● **Set problem 1**:
Answer these questions about the AGP article, one per line and marked like the questions:
(a) In what year did graphics cards with 3D-acceleration become pretty common?
(b) What maximum bandwidth does AGP4x offer?
(c) Which 3D-accelerator was the first with integrated Transform and Lighting?
● **Set problem 2**: Copy the stretch of the AGP article from "The normal PCI-bus" through "to 1066 MB/s.", swapping "IEEE1394" for "USB".

● **Source text**:
Introduction
I guess that I don’t have to explain too much about AGP, the ‘accelerated graphics port’, anymore, which is nowadays the state-of-the-art interface between the system chipset and the graphics card. AGP was developed three years ago to allow data transfer between the system and the graphics adapter at a significantly higher bandwidth than PCI. It was 1997 when graphics cards with 3D-acceleration became not only fashionable, but also pretty common, and those 3D-accelerating graphics cards required much more data from the CPU and memory than their only ‘2D-accelerating’ predecessors. AGP was born to accommodate those new needs. Here’s an article I wrote about AGP in 1997, which gives you more details about it.
The Theory of AGP-Performance vs. PCI-Performance
Already at the first launch of the AGP, specifications allowed two different AGP-speeds, AGP1x and AGP2x. The main differences between AGP and PCI start with the fact that AGP is a ‘port’, which means it can only host one client and this client ought to be a graphics accelerator. PCI is a bus, and it can serve several different kinds of clients, may it be a graphics accelerator, a network card, a SCSI host adapter or a sound card. All those different clients have to share the PCI-bus and its bandwidth, while AGP offers one direct connection to the chipset and from there to the memory, the CPU or the PCI-bus.
The normal PCI-bus is 32-bit wide and is clocked at 33 MHz. Thus it can offer a maximum bandwidth of 33 * 4 byte/s = 133 MB/s. The new PCI64/66-specification offers four times as much, it comes with 64-bit width and a 66 MHz clock, thus its bandwidth limitation lies at 533 MB/s. However, please let’s not forget that PCI64/66 is hardly supported anywhere yet and it was particularly developed to host I/O-controllers with very high data bandwidth, as e.g. IEEE1394 or Gbit-network interface cards. AGP is clocked at 66 MHz to begin with and it is 32-bit wide. This offers a maximal bandwidth of 266 MB/s in case of AGP1x, where data is transferred the common way, at the ‘falling edge’ of each clock. AGP2x offers 533 MB/s, by transferring data at the rising as well as the falling edge of the clock. The new addition called AGP4x doubles this bandwidth another time to 1066 MB/s.
Why AGP?
In the first years of AGP its higher bandwidth was mainly used to get textures for 3D-objects to the 3D-accelerator. Some 3D-accelerator took merely advantage of AGP’s high bandwidth and used it for the same kind of tasks as they would have used PCI before. Other 3D-chips were using the ‘AGP-texturing’, which enables the 3D-accelerator to store and leave large textures in the main system memory and use them in for the rendering process directly from there, without storing those textures in its local graphics memory. This is certainly still an issue today, but the demands for AGP4x were coming from a different corner in the 3D-rendering process, the transfer of triangle-data of complex 3D-objects. Before a 3D-scene goes through the transform and lighting part, the objects in this scene need to be known to the renderer. The more detailed these objects are, the more vertices have to be transferred. NVIDIA’s GeForce, as the first 3D-accelerator with integrated Transform and Lighting, can process a huge amount of triangles, but before it can start, the data needs to be transferred to GeForce, which is obviously done over the AGP.

● **Layout dataset items**:
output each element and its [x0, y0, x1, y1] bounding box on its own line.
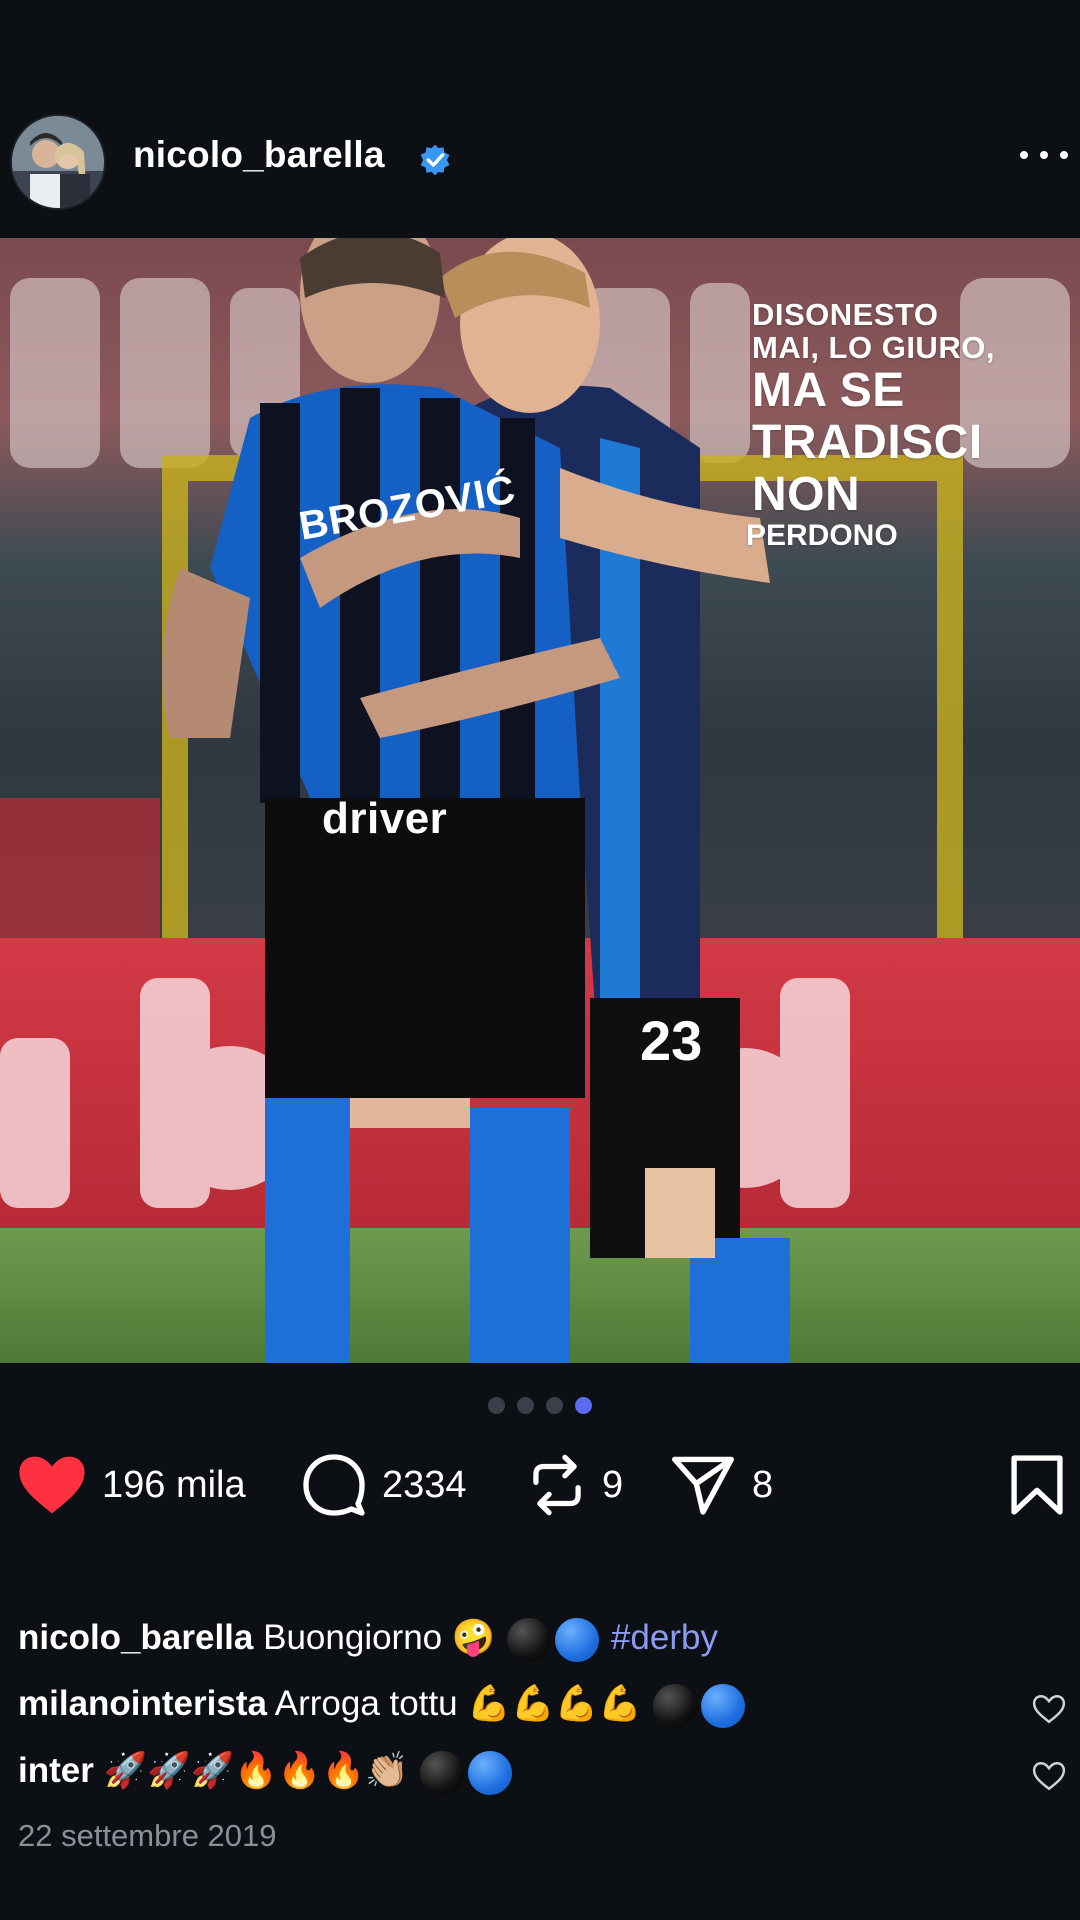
comment-count: 2334	[382, 1463, 467, 1506]
carousel-dot[interactable]	[488, 1397, 505, 1414]
carousel-dot-active[interactable]	[575, 1397, 592, 1414]
black-circle-emoji	[420, 1750, 465, 1795]
caption-emoji: 🤪	[451, 1618, 496, 1658]
like-count: 196 mila	[102, 1463, 246, 1506]
post-photo[interactable]: BROZOVIĆ driver 23 DISONESTO MAI, LO GIU…	[0, 238, 1080, 1363]
heart-filled-icon	[19, 1456, 85, 1514]
overlay-line-4: TRADISCI	[752, 415, 983, 469]
comment-emoji: 💪💪💪💪	[467, 1684, 642, 1724]
black-circle-emoji	[653, 1683, 698, 1728]
post-header: nicolo_barella	[0, 100, 1080, 225]
comment-text: Arroga tottu	[274, 1684, 458, 1723]
more-options-icon[interactable]	[1020, 140, 1068, 170]
caption-row: nicolo_barella Buongiorno 🤪 #derby	[18, 1617, 1018, 1662]
comment-button[interactable]: 2334	[302, 1450, 467, 1520]
repost-count: 9	[602, 1463, 624, 1506]
send-icon	[672, 1456, 734, 1515]
image-overlay-text: DISONESTO MAI, LO GIURO, MA SE TRADISCI …	[746, 297, 1052, 553]
save-button[interactable]	[1010, 1450, 1064, 1520]
carousel-indicator	[0, 1397, 1080, 1414]
comment-icon	[303, 1454, 365, 1516]
overlay-line-6: PERDONO	[746, 519, 898, 553]
bookmark-icon	[1011, 1455, 1063, 1515]
jersey-number-text: 23	[640, 1009, 703, 1072]
comment-like-heart-icon[interactable]	[1032, 1694, 1066, 1724]
comment-username[interactable]: milanointerista	[18, 1684, 267, 1723]
post-author-username[interactable]: nicolo_barella	[133, 134, 385, 176]
overlay-line-3: MA SE	[752, 363, 905, 417]
comment-like-heart-icon[interactable]	[1032, 1761, 1066, 1791]
post-date: 22 settembre 2019	[18, 1818, 277, 1853]
action-bar: 196 mila 2334 9 8	[0, 1450, 1080, 1520]
sponsor-text: driver	[322, 794, 448, 843]
repost-button[interactable]: 9	[528, 1450, 623, 1520]
profile-avatar[interactable]	[12, 116, 104, 208]
share-count: 8	[752, 1463, 774, 1506]
black-circle-emoji	[507, 1617, 552, 1662]
verified-badge-icon	[420, 144, 450, 176]
overlay-line-5: NON	[752, 467, 861, 521]
comment-username[interactable]: inter	[18, 1751, 94, 1790]
caption-text: Buongiorno	[263, 1618, 443, 1657]
comment-emoji: 🚀🚀🚀🔥🔥🔥👏🏼	[103, 1751, 409, 1791]
carousel-dot[interactable]	[546, 1397, 563, 1414]
share-button[interactable]: 8	[670, 1450, 773, 1520]
carousel-dot[interactable]	[517, 1397, 534, 1414]
like-button[interactable]: 196 mila	[18, 1450, 246, 1520]
comment-row: milanointerista Arroga tottu 💪💪💪💪	[18, 1683, 1018, 1728]
comment-row: inter 🚀🚀🚀🔥🔥🔥👏🏼	[18, 1750, 1018, 1795]
caption-username[interactable]: nicolo_barella	[18, 1618, 253, 1657]
hashtag-link[interactable]: #derby	[611, 1618, 718, 1657]
blue-circle-emoji	[701, 1683, 746, 1728]
blue-circle-emoji	[555, 1617, 600, 1662]
repost-icon	[533, 1454, 581, 1516]
overlay-line-1: DISONESTO	[752, 297, 939, 332]
overlay-line-2: MAI, LO GIURO,	[752, 330, 995, 366]
blue-circle-emoji	[468, 1750, 513, 1795]
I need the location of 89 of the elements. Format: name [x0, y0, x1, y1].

● **Task output 1**:
(a) 1997
(b) 1066 MB/s
(c) NVIDIA's GeForce

● **Task output 2**:
The normal PCI-bus is 32-bit wide and is clocked at 33 MHz. Thus it can offer a maximum bandwidth of 33 * 4 byte/s = 133 MB/s. The new PCI64/66-specification offers four times as much, it comes with 64-bit width and a 66 MHz clock, thus its bandwidth limitation lies at 533 MB/s. However, please let’s not forget that PCI64/66 is hardly supported anywhere yet and it was particularly developed to host I/O-controllers with very high data bandwidth, as e.g. USB or Gbit-network interface cards. AGP is clocked at 66 MHz to begin with and it is 32-bit wide. This offers a maximal bandwidth of 266 MB/s in case of AGP1x, where data is transferred the common way, at the ‘falling edge’ of each clock. AGP2x offers 533 MB/s, by transferring data at the rising as well as the falling edge of the clock. The new addition called AGP4x doubles this bandwidth another time to 1066 MB/s.